Data provided:
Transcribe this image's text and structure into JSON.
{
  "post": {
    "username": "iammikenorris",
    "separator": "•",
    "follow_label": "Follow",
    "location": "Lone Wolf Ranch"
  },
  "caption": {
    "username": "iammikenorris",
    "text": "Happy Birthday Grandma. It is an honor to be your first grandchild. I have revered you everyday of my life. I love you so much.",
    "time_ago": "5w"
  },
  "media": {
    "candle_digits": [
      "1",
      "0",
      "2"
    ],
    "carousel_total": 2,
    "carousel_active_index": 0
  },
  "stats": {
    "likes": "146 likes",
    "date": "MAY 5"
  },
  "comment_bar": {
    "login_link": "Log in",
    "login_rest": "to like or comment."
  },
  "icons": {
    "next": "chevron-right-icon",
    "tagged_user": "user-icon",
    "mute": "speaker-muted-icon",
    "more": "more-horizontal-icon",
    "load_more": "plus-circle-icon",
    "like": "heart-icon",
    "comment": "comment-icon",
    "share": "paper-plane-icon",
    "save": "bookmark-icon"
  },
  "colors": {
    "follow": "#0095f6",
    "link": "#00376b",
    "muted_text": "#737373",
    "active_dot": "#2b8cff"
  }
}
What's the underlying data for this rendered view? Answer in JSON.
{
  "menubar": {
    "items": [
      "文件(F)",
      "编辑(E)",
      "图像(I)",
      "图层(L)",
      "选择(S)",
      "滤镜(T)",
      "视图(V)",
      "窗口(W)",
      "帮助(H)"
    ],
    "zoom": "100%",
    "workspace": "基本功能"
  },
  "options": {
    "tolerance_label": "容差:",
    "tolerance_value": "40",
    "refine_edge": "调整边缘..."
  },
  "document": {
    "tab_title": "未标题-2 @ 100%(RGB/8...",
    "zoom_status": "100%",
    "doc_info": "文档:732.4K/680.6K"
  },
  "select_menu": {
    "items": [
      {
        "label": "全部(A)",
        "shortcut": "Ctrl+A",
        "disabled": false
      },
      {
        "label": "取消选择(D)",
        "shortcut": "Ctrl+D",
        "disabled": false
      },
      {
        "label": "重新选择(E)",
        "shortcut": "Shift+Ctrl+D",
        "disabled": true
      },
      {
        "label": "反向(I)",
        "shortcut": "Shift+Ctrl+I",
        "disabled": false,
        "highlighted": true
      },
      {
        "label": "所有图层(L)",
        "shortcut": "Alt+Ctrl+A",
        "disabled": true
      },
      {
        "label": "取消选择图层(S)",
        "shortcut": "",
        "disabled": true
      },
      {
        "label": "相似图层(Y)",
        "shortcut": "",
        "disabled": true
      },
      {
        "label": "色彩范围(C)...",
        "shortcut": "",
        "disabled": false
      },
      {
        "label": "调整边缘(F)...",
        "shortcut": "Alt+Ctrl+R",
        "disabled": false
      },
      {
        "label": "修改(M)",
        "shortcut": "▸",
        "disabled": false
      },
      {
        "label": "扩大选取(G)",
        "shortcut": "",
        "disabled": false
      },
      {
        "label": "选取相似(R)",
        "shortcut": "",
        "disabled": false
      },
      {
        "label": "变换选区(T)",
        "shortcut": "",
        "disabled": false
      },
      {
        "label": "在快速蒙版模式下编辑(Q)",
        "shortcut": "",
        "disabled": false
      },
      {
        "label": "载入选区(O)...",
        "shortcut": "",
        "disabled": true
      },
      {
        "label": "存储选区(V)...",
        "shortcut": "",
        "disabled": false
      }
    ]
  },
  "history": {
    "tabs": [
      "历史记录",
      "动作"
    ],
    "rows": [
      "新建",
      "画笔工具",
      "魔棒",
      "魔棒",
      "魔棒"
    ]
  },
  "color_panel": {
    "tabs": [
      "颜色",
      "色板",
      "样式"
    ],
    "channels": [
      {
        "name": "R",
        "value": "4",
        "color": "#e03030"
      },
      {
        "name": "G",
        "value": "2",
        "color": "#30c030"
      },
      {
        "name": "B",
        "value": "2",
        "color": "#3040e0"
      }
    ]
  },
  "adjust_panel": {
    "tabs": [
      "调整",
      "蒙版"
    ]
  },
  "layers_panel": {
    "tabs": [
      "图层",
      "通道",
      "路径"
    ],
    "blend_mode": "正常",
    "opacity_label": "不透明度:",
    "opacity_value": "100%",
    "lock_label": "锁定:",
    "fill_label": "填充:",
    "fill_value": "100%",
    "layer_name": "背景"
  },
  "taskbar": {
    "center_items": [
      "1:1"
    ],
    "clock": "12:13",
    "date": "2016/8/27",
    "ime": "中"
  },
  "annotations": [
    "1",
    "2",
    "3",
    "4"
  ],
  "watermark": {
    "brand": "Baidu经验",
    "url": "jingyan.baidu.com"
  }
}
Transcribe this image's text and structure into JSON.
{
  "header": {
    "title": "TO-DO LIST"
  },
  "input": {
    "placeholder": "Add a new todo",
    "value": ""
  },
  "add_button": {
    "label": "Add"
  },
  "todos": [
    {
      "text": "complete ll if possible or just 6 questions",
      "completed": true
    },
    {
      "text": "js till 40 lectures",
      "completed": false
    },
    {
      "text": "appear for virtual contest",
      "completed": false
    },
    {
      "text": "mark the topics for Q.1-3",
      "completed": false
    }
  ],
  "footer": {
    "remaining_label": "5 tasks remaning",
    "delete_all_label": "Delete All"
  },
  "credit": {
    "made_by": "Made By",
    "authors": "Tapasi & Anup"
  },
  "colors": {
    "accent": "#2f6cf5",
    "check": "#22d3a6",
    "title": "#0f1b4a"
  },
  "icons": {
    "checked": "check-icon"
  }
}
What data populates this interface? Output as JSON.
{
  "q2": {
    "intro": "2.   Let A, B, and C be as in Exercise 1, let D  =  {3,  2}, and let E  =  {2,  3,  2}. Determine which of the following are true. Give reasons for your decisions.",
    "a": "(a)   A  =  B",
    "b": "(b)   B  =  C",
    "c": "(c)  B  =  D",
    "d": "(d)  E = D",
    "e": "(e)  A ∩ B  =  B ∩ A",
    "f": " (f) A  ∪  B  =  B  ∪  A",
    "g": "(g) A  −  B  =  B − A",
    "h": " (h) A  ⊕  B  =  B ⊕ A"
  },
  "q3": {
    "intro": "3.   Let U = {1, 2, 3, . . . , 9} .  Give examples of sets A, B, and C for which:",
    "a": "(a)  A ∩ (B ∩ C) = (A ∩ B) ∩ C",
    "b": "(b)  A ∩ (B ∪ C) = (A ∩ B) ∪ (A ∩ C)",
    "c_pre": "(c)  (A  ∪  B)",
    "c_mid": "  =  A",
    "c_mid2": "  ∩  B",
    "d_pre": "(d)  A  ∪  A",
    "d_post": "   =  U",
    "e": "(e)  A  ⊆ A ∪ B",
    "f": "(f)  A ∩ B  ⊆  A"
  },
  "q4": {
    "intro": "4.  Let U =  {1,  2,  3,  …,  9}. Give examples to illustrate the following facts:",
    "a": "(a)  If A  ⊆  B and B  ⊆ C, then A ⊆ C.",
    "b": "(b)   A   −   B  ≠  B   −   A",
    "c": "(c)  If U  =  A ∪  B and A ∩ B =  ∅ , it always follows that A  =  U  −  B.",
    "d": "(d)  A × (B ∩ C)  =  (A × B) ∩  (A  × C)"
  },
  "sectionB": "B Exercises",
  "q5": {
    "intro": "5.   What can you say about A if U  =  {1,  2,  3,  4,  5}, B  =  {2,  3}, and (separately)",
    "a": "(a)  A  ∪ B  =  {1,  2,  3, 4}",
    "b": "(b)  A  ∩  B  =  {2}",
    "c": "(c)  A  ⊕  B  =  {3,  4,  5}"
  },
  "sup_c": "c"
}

Instruction: Restate every line of the data word for word.

Exercise result:
Transcribe this image's text and structure into JSON.
{
  "post": {
    "username": "iammikenorris",
    "separator": "•",
    "follow_label": "Follow",
    "location": "Lone Wolf Ranch"
  },
  "caption": {
    "username": "iammikenorris",
    "text": "Happy Birthday Grandma. It is an honor to be your first grandchild. I have revered you everyday of my life. I love you so much.",
    "time_ago": "5w"
  },
  "media": {
    "candle_digits": [
      "1",
      "0",
      "2"
    ],
    "carousel_total": 2,
    "carousel_active_index": 0
  },
  "stats": {
    "likes": "146 likes",
    "date": "MAY 5"
  },
  "comment_bar": {
    "login_link": "Log in",
    "login_rest": "to like or comment."
  },
  "icons": {
    "next": "chevron-right-icon",
    "tagged_user": "user-icon",
    "mute": "speaker-muted-icon",
    "more": "more-horizontal-icon",
    "load_more": "plus-circle-icon",
    "like": "heart-icon",
    "comment": "comment-icon",
    "share": "paper-plane-icon",
    "save": "bookmark-icon"
  },
  "colors": {
    "follow": "#0095f6",
    "link": "#00376b",
    "muted_text": "#737373",
    "active_dot": "#2b8cff"
  }
}
What's the underlying data for this rendered view? Answer in JSON.
{
  "menubar": {
    "items": [
      "文件(F)",
      "编辑(E)",
      "图像(I)",
      "图层(L)",
      "选择(S)",
      "滤镜(T)",
      "视图(V)",
      "窗口(W)",
      "帮助(H)"
    ],
    "zoom": "100%",
    "workspace": "基本功能"
  },
  "options": {
    "tolerance_label": "容差:",
    "tolerance_value": "40",
    "refine_edge": "调整边缘..."
  },
  "document": {
    "tab_title": "未标题-2 @ 100%(RGB/8...",
    "zoom_status": "100%",
    "doc_info": "文档:732.4K/680.6K"
  },
  "select_menu": {
    "items": [
      {
        "label": "全部(A)",
        "shortcut": "Ctrl+A",
        "disabled": false
      },
      {
        "label": "取消选择(D)",
        "shortcut": "Ctrl+D",
        "disabled": false
      },
      {
        "label": "重新选择(E)",
        "shortcut": "Shift+Ctrl+D",
        "disabled": true
      },
      {
        "label": "反向(I)",
        "shortcut": "Shift+Ctrl+I",
        "disabled": false,
        "highlighted": true
      },
      {
        "label": "所有图层(L)",
        "shortcut": "Alt+Ctrl+A",
        "disabled": true
      },
      {
        "label": "取消选择图层(S)",
        "shortcut": "",
        "disabled": true
      },
      {
        "label": "相似图层(Y)",
        "shortcut": "",
        "disabled": true
      },
      {
        "label": "色彩范围(C)...",
        "shortcut": "",
        "disabled": false
      },
      {
        "label": "调整边缘(F)...",
        "shortcut": "Alt+Ctrl+R",
        "disabled": false
      },
      {
        "label": "修改(M)",
        "shortcut": "▸",
        "disabled": false
      },
      {
        "label": "扩大选取(G)",
        "shortcut": "",
        "disabled": false
      },
      {
        "label": "选取相似(R)",
        "shortcut": "",
        "disabled": false
      },
      {
        "label": "变换选区(T)",
        "shortcut": "",
        "disabled": false
      },
      {
        "label": "在快速蒙版模式下编辑(Q)",
        "shortcut": "",
        "disabled": false
      },
      {
        "label": "载入选区(O)...",
        "shortcut": "",
        "disabled": true
      },
      {
        "label": "存储选区(V)...",
        "shortcut": "",
        "disabled": false
      }
    ]
  },
  "history": {
    "tabs": [
      "历史记录",
      "动作"
    ],
    "rows": [
      "新建",
      "画笔工具",
      "魔棒",
      "魔棒",
      "魔棒"
    ]
  },
  "color_panel": {
    "tabs": [
      "颜色",
      "色板",
      "样式"
    ],
    "channels": [
      {
        "name": "R",
        "value": "4",
        "color": "#e03030"
      },
      {
        "name": "G",
        "value": "2",
        "color": "#30c030"
      },
      {
        "name": "B",
        "value": "2",
        "color": "#3040e0"
      }
    ]
  },
  "adjust_panel": {
    "tabs": [
      "调整",
      "蒙版"
    ]
  },
  "layers_panel": {
    "tabs": [
      "图层",
      "通道",
      "路径"
    ],
    "blend_mode": "正常",
    "opacity_label": "不透明度:",
    "opacity_value": "100%",
    "lock_label": "锁定:",
    "fill_label": "填充:",
    "fill_value": "100%",
    "layer_name": "背景"
  },
  "taskbar": {
    "center_items": [
      "1:1"
    ],
    "clock": "12:13",
    "date": "2016/8/27",
    "ime": "中"
  },
  "annotations": [
    "1",
    "2",
    "3",
    "4"
  ],
  "watermark": {
    "brand": "Baidu经验",
    "url": "jingyan.baidu.com"
  }
}
Transcribe this image's text and structure into JSON.
{
  "header": {
    "title": "TO-DO LIST"
  },
  "input": {
    "placeholder": "Add a new todo",
    "value": ""
  },
  "add_button": {
    "label": "Add"
  },
  "todos": [
    {
      "text": "complete ll if possible or just 6 questions",
      "completed": true
    },
    {
      "text": "js till 40 lectures",
      "completed": false
    },
    {
      "text": "appear for virtual contest",
      "completed": false
    },
    {
      "text": "mark the topics for Q.1-3",
      "completed": false
    }
  ],
  "footer": {
    "remaining_label": "5 tasks remaning",
    "delete_all_label": "Delete All"
  },
  "credit": {
    "made_by": "Made By",
    "authors": "Tapasi & Anup"
  },
  "colors": {
    "accent": "#2f6cf5",
    "check": "#22d3a6",
    "title": "#0f1b4a"
  },
  "icons": {
    "checked": "check-icon"
  }
}
What data populates this interface? Output as JSON.
{
  "q2": {
    "intro": "2.   Let A, B, and C be as in Exercise 1, let D  =  {3,  2}, and let E  =  {2,  3,  2}. Determine which of the following are true. Give reasons for your decisions.",
    "a": "(a)   A  =  B",
    "b": "(b)   B  =  C",
    "c": "(c)  B  =  D",
    "d": "(d)  E = D",
    "e": "(e)  A ∩ B  =  B ∩ A",
    "f": " (f) A  ∪  B  =  B  ∪  A",
    "g": "(g) A  −  B  =  B − A",
    "h": " (h) A  ⊕  B  =  B ⊕ A"
  },
  "q3": {
    "intro": "3.   Let U = {1, 2, 3, . . . , 9} .  Give examples of sets A, B, and C for which:",
    "a": "(a)  A ∩ (B ∩ C) = (A ∩ B) ∩ C",
    "b": "(b)  A ∩ (B ∪ C) = (A ∩ B) ∪ (A ∩ C)",
    "c_pre": "(c)  (A  ∪  B)",
    "c_mid": "  =  A",
    "c_mid2": "  ∩  B",
    "d_pre": "(d)  A  ∪  A",
    "d_post": "   =  U",
    "e": "(e)  A  ⊆ A ∪ B",
    "f": "(f)  A ∩ B  ⊆  A"
  },
  "q4": {
    "intro": "4.  Let U =  {1,  2,  3,  …,  9}. Give examples to illustrate the following facts:",
    "a": "(a)  If A  ⊆  B and B  ⊆ C, then A ⊆ C.",
    "b": "(b)   A   −   B  ≠  B   −   A",
    "c": "(c)  If U  =  A ∪  B and A ∩ B =  ∅ , it always follows that A  =  U  −  B.",
    "d": "(d)  A × (B ∩ C)  =  (A × B) ∩  (A  × C)"
  },
  "sectionB": "B Exercises",
  "q5": {
    "intro": "5.   What can you say about A if U  =  {1,  2,  3,  4,  5}, B  =  {2,  3}, and (separately)",
    "a": "(a)  A  ∪ B  =  {1,  2,  3, 4}",
    "b": "(b)  A  ∩  B  =  {2}",
    "c": "(c)  A  ⊕  B  =  {3,  4,  5}"
  },
  "sup_c": "c"
}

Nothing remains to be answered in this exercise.